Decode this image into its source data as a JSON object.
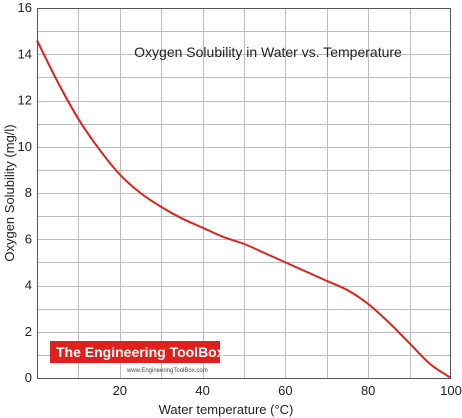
{
  "chart_data": {
    "type": "line",
    "title": "Oxygen Solubility in Water vs. Temperature",
    "xlabel": "Water temperature (°C)",
    "ylabel": "Oxygen Solubility (mg/l)",
    "xlim": [
      0,
      100
    ],
    "ylim": [
      0,
      16
    ],
    "x_ticks": [
      20,
      40,
      60,
      80,
      100
    ],
    "y_ticks": [
      0,
      2,
      4,
      6,
      8,
      10,
      12,
      14,
      16
    ],
    "grid": true,
    "series": [
      {
        "color": "#e0211b",
        "x": [
          0,
          5,
          10,
          15,
          20,
          25,
          30,
          35,
          40,
          45,
          50,
          55,
          60,
          65,
          70,
          75,
          80,
          85,
          90,
          95,
          100
        ],
        "y": [
          14.6,
          12.8,
          11.2,
          9.9,
          8.8,
          8.0,
          7.4,
          6.9,
          6.5,
          6.1,
          5.8,
          5.4,
          5.0,
          4.6,
          4.2,
          3.8,
          3.2,
          2.4,
          1.5,
          0.6,
          0
        ]
      }
    ]
  },
  "watermark": {
    "brand": "The Engineering ToolBox",
    "url": "www.EngineeringToolBox.com",
    "brand_color": "#e0211b"
  }
}
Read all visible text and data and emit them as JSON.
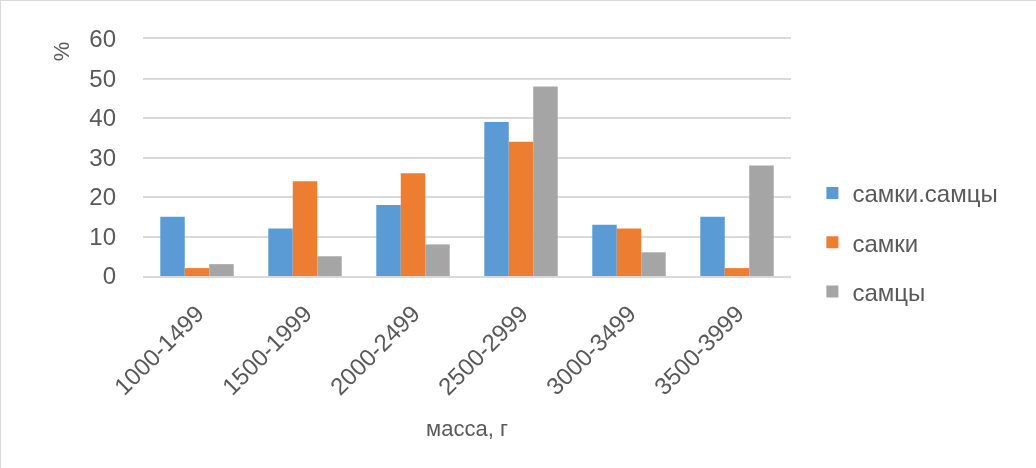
{
  "chart_data": {
    "type": "bar",
    "xlabel": "масса, г",
    "ylabel": "%",
    "categories": [
      "1000-1499",
      "1500-1999",
      "2000-2499",
      "2500-2999",
      "3000-3499",
      "3500-3999"
    ],
    "series": [
      {
        "name": "самки.самцы",
        "color": "#5b9bd5",
        "values": [
          15,
          12,
          18,
          39,
          13,
          15
        ]
      },
      {
        "name": "самки",
        "color": "#ed7d31",
        "values": [
          2,
          24,
          26,
          34,
          12,
          2
        ]
      },
      {
        "name": "самцы",
        "color": "#a5a5a5",
        "values": [
          3,
          5,
          8,
          48,
          6,
          28
        ]
      }
    ],
    "ylim": [
      0,
      60
    ],
    "yticks": [
      0,
      10,
      20,
      30,
      40,
      50,
      60
    ],
    "grid": "y",
    "legend": "right"
  }
}
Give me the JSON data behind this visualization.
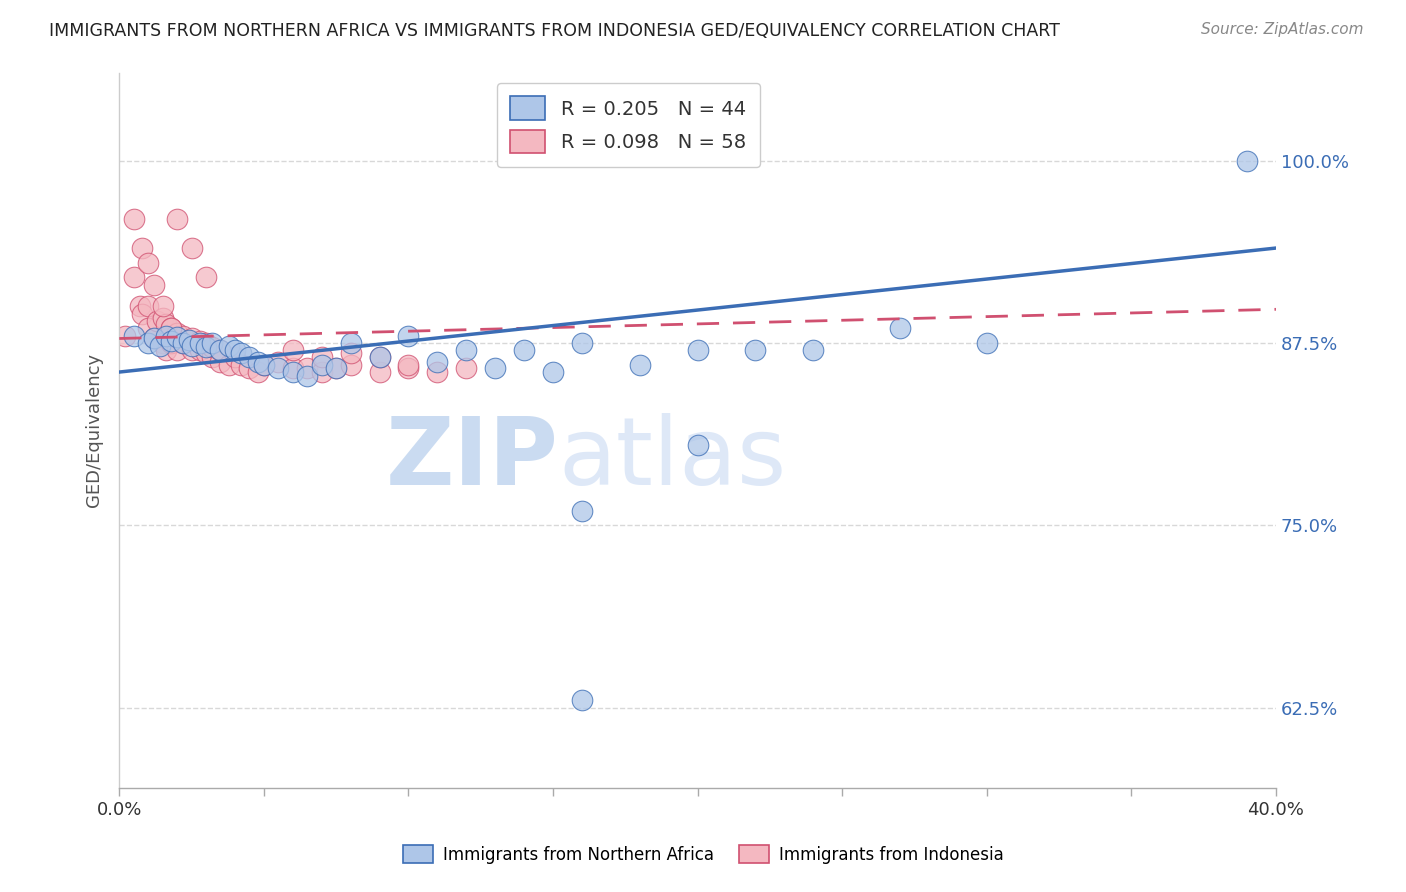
{
  "title": "IMMIGRANTS FROM NORTHERN AFRICA VS IMMIGRANTS FROM INDONESIA GED/EQUIVALENCY CORRELATION CHART",
  "source": "Source: ZipAtlas.com",
  "ylabel": "GED/Equivalency",
  "yticks": [
    "62.5%",
    "75.0%",
    "87.5%",
    "100.0%"
  ],
  "ytick_vals": [
    0.625,
    0.75,
    0.875,
    1.0
  ],
  "xlim": [
    0.0,
    0.4
  ],
  "ylim": [
    0.57,
    1.06
  ],
  "legend1_label": "R = 0.205   N = 44",
  "legend2_label": "R = 0.098   N = 58",
  "legend1_face": "#aec6e8",
  "legend2_face": "#f4b8c1",
  "line1_color": "#3b6db5",
  "line2_color": "#d05070",
  "watermark": "ZIPatlas",
  "blue_x": [
    0.005,
    0.01,
    0.012,
    0.014,
    0.016,
    0.018,
    0.02,
    0.022,
    0.024,
    0.025,
    0.028,
    0.03,
    0.032,
    0.035,
    0.038,
    0.04,
    0.042,
    0.045,
    0.048,
    0.05,
    0.055,
    0.06,
    0.065,
    0.07,
    0.075,
    0.08,
    0.09,
    0.1,
    0.11,
    0.12,
    0.13,
    0.14,
    0.15,
    0.16,
    0.18,
    0.2,
    0.22,
    0.24,
    0.27,
    0.3,
    0.16,
    0.2,
    0.39,
    0.16
  ],
  "blue_y": [
    0.88,
    0.875,
    0.878,
    0.873,
    0.88,
    0.876,
    0.879,
    0.875,
    0.877,
    0.873,
    0.875,
    0.872,
    0.875,
    0.87,
    0.873,
    0.87,
    0.868,
    0.865,
    0.862,
    0.86,
    0.858,
    0.855,
    0.852,
    0.86,
    0.858,
    0.875,
    0.865,
    0.88,
    0.862,
    0.87,
    0.858,
    0.87,
    0.855,
    0.875,
    0.86,
    0.87,
    0.87,
    0.87,
    0.885,
    0.875,
    0.76,
    0.805,
    1.0,
    0.63
  ],
  "pink_x": [
    0.002,
    0.005,
    0.007,
    0.008,
    0.01,
    0.01,
    0.012,
    0.013,
    0.015,
    0.015,
    0.016,
    0.016,
    0.018,
    0.018,
    0.02,
    0.02,
    0.022,
    0.022,
    0.025,
    0.025,
    0.028,
    0.028,
    0.03,
    0.03,
    0.032,
    0.032,
    0.035,
    0.035,
    0.038,
    0.04,
    0.042,
    0.045,
    0.048,
    0.05,
    0.055,
    0.06,
    0.065,
    0.07,
    0.075,
    0.08,
    0.09,
    0.1,
    0.11,
    0.12,
    0.06,
    0.07,
    0.08,
    0.09,
    0.1,
    0.005,
    0.008,
    0.01,
    0.012,
    0.015,
    0.018,
    0.02,
    0.025,
    0.03
  ],
  "pink_y": [
    0.88,
    0.92,
    0.9,
    0.895,
    0.885,
    0.9,
    0.878,
    0.89,
    0.875,
    0.892,
    0.87,
    0.888,
    0.875,
    0.885,
    0.87,
    0.882,
    0.875,
    0.88,
    0.87,
    0.878,
    0.87,
    0.876,
    0.868,
    0.875,
    0.865,
    0.872,
    0.862,
    0.87,
    0.86,
    0.865,
    0.86,
    0.858,
    0.855,
    0.86,
    0.862,
    0.858,
    0.858,
    0.855,
    0.858,
    0.86,
    0.855,
    0.858,
    0.855,
    0.858,
    0.87,
    0.865,
    0.868,
    0.865,
    0.86,
    0.96,
    0.94,
    0.93,
    0.915,
    0.9,
    0.885,
    0.96,
    0.94,
    0.92
  ],
  "blue_line_x0": 0.0,
  "blue_line_x1": 0.4,
  "blue_line_y0": 0.855,
  "blue_line_y1": 0.94,
  "pink_line_x0": 0.0,
  "pink_line_x1": 0.4,
  "pink_line_y0": 0.878,
  "pink_line_y1": 0.898,
  "background_color": "#ffffff",
  "grid_color": "#d8d8d8"
}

### [TASK]
What comes back should match the records exactly, minus any pictures.

### [FINISHED ANSWER]
Decode this image into its source data as a JSON object.
{
  "chart_data": {
    "type": "line",
    "title": "Oxygen Solubility in Water vs. Temperature",
    "xlabel": "Water temperature (°C)",
    "ylabel": "Oxygen Solubility (mg/l)",
    "xlim": [
      0,
      100
    ],
    "ylim": [
      0,
      16
    ],
    "x_ticks": [
      20,
      40,
      60,
      80,
      100
    ],
    "y_ticks": [
      0,
      2,
      4,
      6,
      8,
      10,
      12,
      14,
      16
    ],
    "grid": true,
    "series": [
      {
        "color": "#e0211b",
        "x": [
          0,
          5,
          10,
          15,
          20,
          25,
          30,
          35,
          40,
          45,
          50,
          55,
          60,
          65,
          70,
          75,
          80,
          85,
          90,
          95,
          100
        ],
        "y": [
          14.6,
          12.8,
          11.2,
          9.9,
          8.8,
          8.0,
          7.4,
          6.9,
          6.5,
          6.1,
          5.8,
          5.4,
          5.0,
          4.6,
          4.2,
          3.8,
          3.2,
          2.4,
          1.5,
          0.6,
          0
        ]
      }
    ]
  },
  "watermark": {
    "brand": "The Engineering ToolBox",
    "url": "www.EngineeringToolBox.com",
    "brand_color": "#e0211b"
  }
}
Read all visible text and data and emit them as JSON.
{
  "chart_data": {
    "type": "bar",
    "xlabel": "масса, г",
    "ylabel": "%",
    "categories": [
      "1000-1499",
      "1500-1999",
      "2000-2499",
      "2500-2999",
      "3000-3499",
      "3500-3999"
    ],
    "series": [
      {
        "name": "самки.самцы",
        "color": "#5b9bd5",
        "values": [
          15,
          12,
          18,
          39,
          13,
          15
        ]
      },
      {
        "name": "самки",
        "color": "#ed7d31",
        "values": [
          2,
          24,
          26,
          34,
          12,
          2
        ]
      },
      {
        "name": "самцы",
        "color": "#a5a5a5",
        "values": [
          3,
          5,
          8,
          48,
          6,
          28
        ]
      }
    ],
    "ylim": [
      0,
      60
    ],
    "yticks": [
      0,
      10,
      20,
      30,
      40,
      50,
      60
    ],
    "grid": "y",
    "legend": "right"
  }
}
Give me the JSON data behind this visualization.
{
  "title": "IMMIGRANTS FROM NORTHERN AFRICA VS IMMIGRANTS FROM INDONESIA GED/EQUIVALENCY CORRELATION CHART",
  "source": "Source: ZipAtlas.com",
  "ylabel": "GED/Equivalency",
  "yticks": [
    "62.5%",
    "75.0%",
    "87.5%",
    "100.0%"
  ],
  "ytick_vals": [
    0.625,
    0.75,
    0.875,
    1.0
  ],
  "xlim": [
    0.0,
    0.4
  ],
  "ylim": [
    0.57,
    1.06
  ],
  "legend1_label": "R = 0.205   N = 44",
  "legend2_label": "R = 0.098   N = 58",
  "legend1_face": "#aec6e8",
  "legend2_face": "#f4b8c1",
  "line1_color": "#3b6db5",
  "line2_color": "#d05070",
  "watermark": "ZIPatlas",
  "blue_x": [
    0.005,
    0.01,
    0.012,
    0.014,
    0.016,
    0.018,
    0.02,
    0.022,
    0.024,
    0.025,
    0.028,
    0.03,
    0.032,
    0.035,
    0.038,
    0.04,
    0.042,
    0.045,
    0.048,
    0.05,
    0.055,
    0.06,
    0.065,
    0.07,
    0.075,
    0.08,
    0.09,
    0.1,
    0.11,
    0.12,
    0.13,
    0.14,
    0.15,
    0.16,
    0.18,
    0.2,
    0.22,
    0.24,
    0.27,
    0.3,
    0.16,
    0.2,
    0.39,
    0.16
  ],
  "blue_y": [
    0.88,
    0.875,
    0.878,
    0.873,
    0.88,
    0.876,
    0.879,
    0.875,
    0.877,
    0.873,
    0.875,
    0.872,
    0.875,
    0.87,
    0.873,
    0.87,
    0.868,
    0.865,
    0.862,
    0.86,
    0.858,
    0.855,
    0.852,
    0.86,
    0.858,
    0.875,
    0.865,
    0.88,
    0.862,
    0.87,
    0.858,
    0.87,
    0.855,
    0.875,
    0.86,
    0.87,
    0.87,
    0.87,
    0.885,
    0.875,
    0.76,
    0.805,
    1.0,
    0.63
  ],
  "pink_x": [
    0.002,
    0.005,
    0.007,
    0.008,
    0.01,
    0.01,
    0.012,
    0.013,
    0.015,
    0.015,
    0.016,
    0.016,
    0.018,
    0.018,
    0.02,
    0.02,
    0.022,
    0.022,
    0.025,
    0.025,
    0.028,
    0.028,
    0.03,
    0.03,
    0.032,
    0.032,
    0.035,
    0.035,
    0.038,
    0.04,
    0.042,
    0.045,
    0.048,
    0.05,
    0.055,
    0.06,
    0.065,
    0.07,
    0.075,
    0.08,
    0.09,
    0.1,
    0.11,
    0.12,
    0.06,
    0.07,
    0.08,
    0.09,
    0.1,
    0.005,
    0.008,
    0.01,
    0.012,
    0.015,
    0.018,
    0.02,
    0.025,
    0.03
  ],
  "pink_y": [
    0.88,
    0.92,
    0.9,
    0.895,
    0.885,
    0.9,
    0.878,
    0.89,
    0.875,
    0.892,
    0.87,
    0.888,
    0.875,
    0.885,
    0.87,
    0.882,
    0.875,
    0.88,
    0.87,
    0.878,
    0.87,
    0.876,
    0.868,
    0.875,
    0.865,
    0.872,
    0.862,
    0.87,
    0.86,
    0.865,
    0.86,
    0.858,
    0.855,
    0.86,
    0.862,
    0.858,
    0.858,
    0.855,
    0.858,
    0.86,
    0.855,
    0.858,
    0.855,
    0.858,
    0.87,
    0.865,
    0.868,
    0.865,
    0.86,
    0.96,
    0.94,
    0.93,
    0.915,
    0.9,
    0.885,
    0.96,
    0.94,
    0.92
  ],
  "blue_line_x0": 0.0,
  "blue_line_x1": 0.4,
  "blue_line_y0": 0.855,
  "blue_line_y1": 0.94,
  "pink_line_x0": 0.0,
  "pink_line_x1": 0.4,
  "pink_line_y0": 0.878,
  "pink_line_y1": 0.898,
  "background_color": "#ffffff",
  "grid_color": "#d8d8d8"
}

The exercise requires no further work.